→ OBJECTIVE: Faithfully return all lines, omitting every embedded picture.
** START MATERIAL FOR THIS EXERCISE **
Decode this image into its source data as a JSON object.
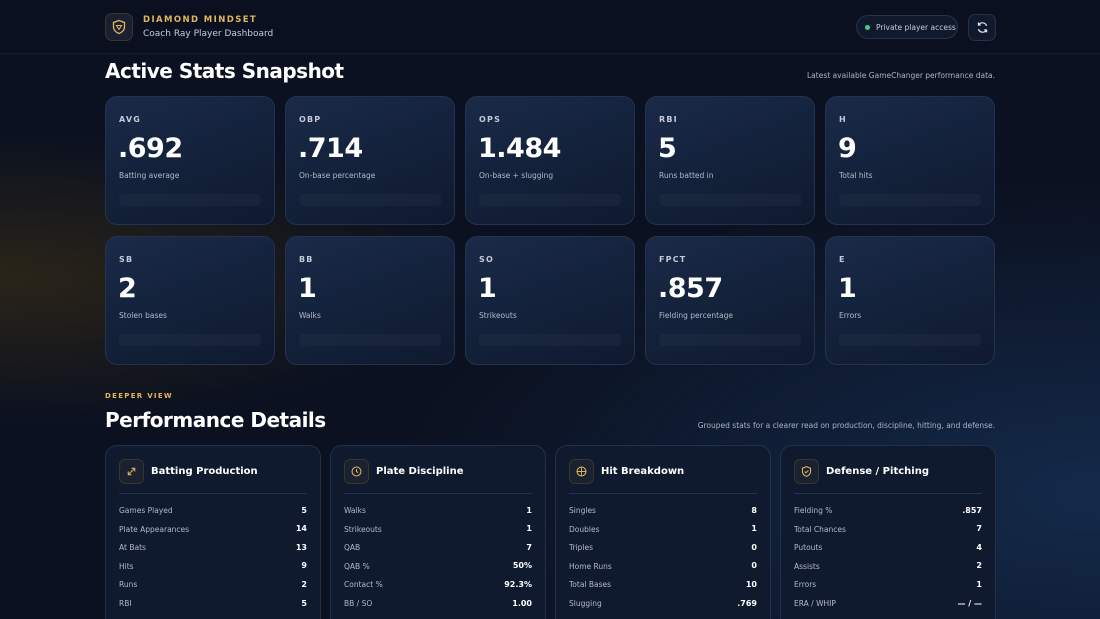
{
  "header": {
    "brand": "DIAMOND MINDSET",
    "subtitle": "Coach Ray Player Dashboard",
    "badge": "Private player access"
  },
  "snapshot": {
    "title": "Active Stats Snapshot",
    "note": "Latest available GameChanger performance data.",
    "cards": [
      {
        "label": "AVG",
        "value": ".692",
        "desc": "Batting average"
      },
      {
        "label": "OBP",
        "value": ".714",
        "desc": "On-base percentage"
      },
      {
        "label": "OPS",
        "value": "1.484",
        "desc": "On-base + slugging"
      },
      {
        "label": "RBI",
        "value": "5",
        "desc": "Runs batted in"
      },
      {
        "label": "H",
        "value": "9",
        "desc": "Total hits"
      },
      {
        "label": "SB",
        "value": "2",
        "desc": "Stolen bases"
      },
      {
        "label": "BB",
        "value": "1",
        "desc": "Walks"
      },
      {
        "label": "SO",
        "value": "1",
        "desc": "Strikeouts"
      },
      {
        "label": "FPCT",
        "value": ".857",
        "desc": "Fielding percentage"
      },
      {
        "label": "E",
        "value": "1",
        "desc": "Errors"
      }
    ]
  },
  "details": {
    "eyebrow": "DEEPER VIEW",
    "title": "Performance Details",
    "note": "Grouped stats for a clearer read on production, discipline, hitting, and defense.",
    "groups": [
      {
        "title": "Batting Production",
        "rows": [
          [
            "Games Played",
            "5"
          ],
          [
            "Plate Appearances",
            "14"
          ],
          [
            "At Bats",
            "13"
          ],
          [
            "Hits",
            "9"
          ],
          [
            "Runs",
            "2"
          ],
          [
            "RBI",
            "5"
          ]
        ]
      },
      {
        "title": "Plate Discipline",
        "rows": [
          [
            "Walks",
            "1"
          ],
          [
            "Strikeouts",
            "1"
          ],
          [
            "QAB",
            "7"
          ],
          [
            "QAB %",
            "50%"
          ],
          [
            "Contact %",
            "92.3%"
          ],
          [
            "BB / SO",
            "1.00"
          ]
        ]
      },
      {
        "title": "Hit Breakdown",
        "rows": [
          [
            "Singles",
            "8"
          ],
          [
            "Doubles",
            "1"
          ],
          [
            "Triples",
            "0"
          ],
          [
            "Home Runs",
            "0"
          ],
          [
            "Total Bases",
            "10"
          ],
          [
            "Slugging",
            ".769"
          ]
        ]
      },
      {
        "title": "Defense / Pitching",
        "rows": [
          [
            "Fielding %",
            ".857"
          ],
          [
            "Total Chances",
            "7"
          ],
          [
            "Putouts",
            "4"
          ],
          [
            "Assists",
            "2"
          ],
          [
            "Errors",
            "1"
          ],
          [
            "ERA / WHIP",
            "— / —"
          ]
        ]
      }
    ]
  }
}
** END MATERIAL FOR THIS EXERCISE **
→ WRITTEN RESPONSE:
Decode this image into its source data as a JSON object.
{
  "header": {
    "brand": "DIAMOND MINDSET",
    "subtitle": "Coach Ray Player Dashboard",
    "badge": "Private player access"
  },
  "snapshot": {
    "title": "Active Stats Snapshot",
    "note": "Latest available GameChanger performance data.",
    "cards": [
      {
        "label": "AVG",
        "value": ".692",
        "desc": "Batting average"
      },
      {
        "label": "OBP",
        "value": ".714",
        "desc": "On-base percentage"
      },
      {
        "label": "OPS",
        "value": "1.484",
        "desc": "On-base + slugging"
      },
      {
        "label": "RBI",
        "value": "5",
        "desc": "Runs batted in"
      },
      {
        "label": "H",
        "value": "9",
        "desc": "Total hits"
      },
      {
        "label": "SB",
        "value": "2",
        "desc": "Stolen bases"
      },
      {
        "label": "BB",
        "value": "1",
        "desc": "Walks"
      },
      {
        "label": "SO",
        "value": "1",
        "desc": "Strikeouts"
      },
      {
        "label": "FPCT",
        "value": ".857",
        "desc": "Fielding percentage"
      },
      {
        "label": "E",
        "value": "1",
        "desc": "Errors"
      }
    ]
  },
  "details": {
    "eyebrow": "DEEPER VIEW",
    "title": "Performance Details",
    "note": "Grouped stats for a clearer read on production, discipline, hitting, and defense.",
    "groups": [
      {
        "title": "Batting Production",
        "rows": [
          [
            "Games Played",
            "5"
          ],
          [
            "Plate Appearances",
            "14"
          ],
          [
            "At Bats",
            "13"
          ],
          [
            "Hits",
            "9"
          ],
          [
            "Runs",
            "2"
          ],
          [
            "RBI",
            "5"
          ]
        ]
      },
      {
        "title": "Plate Discipline",
        "rows": [
          [
            "Walks",
            "1"
          ],
          [
            "Strikeouts",
            "1"
          ],
          [
            "QAB",
            "7"
          ],
          [
            "QAB %",
            "50%"
          ],
          [
            "Contact %",
            "92.3%"
          ],
          [
            "BB / SO",
            "1.00"
          ]
        ]
      },
      {
        "title": "Hit Breakdown",
        "rows": [
          [
            "Singles",
            "8"
          ],
          [
            "Doubles",
            "1"
          ],
          [
            "Triples",
            "0"
          ],
          [
            "Home Runs",
            "0"
          ],
          [
            "Total Bases",
            "10"
          ],
          [
            "Slugging",
            ".769"
          ]
        ]
      },
      {
        "title": "Defense / Pitching",
        "rows": [
          [
            "Fielding %",
            ".857"
          ],
          [
            "Total Chances",
            "7"
          ],
          [
            "Putouts",
            "4"
          ],
          [
            "Assists",
            "2"
          ],
          [
            "Errors",
            "1"
          ],
          [
            "ERA / WHIP",
            "— / —"
          ]
        ]
      }
    ]
  }
}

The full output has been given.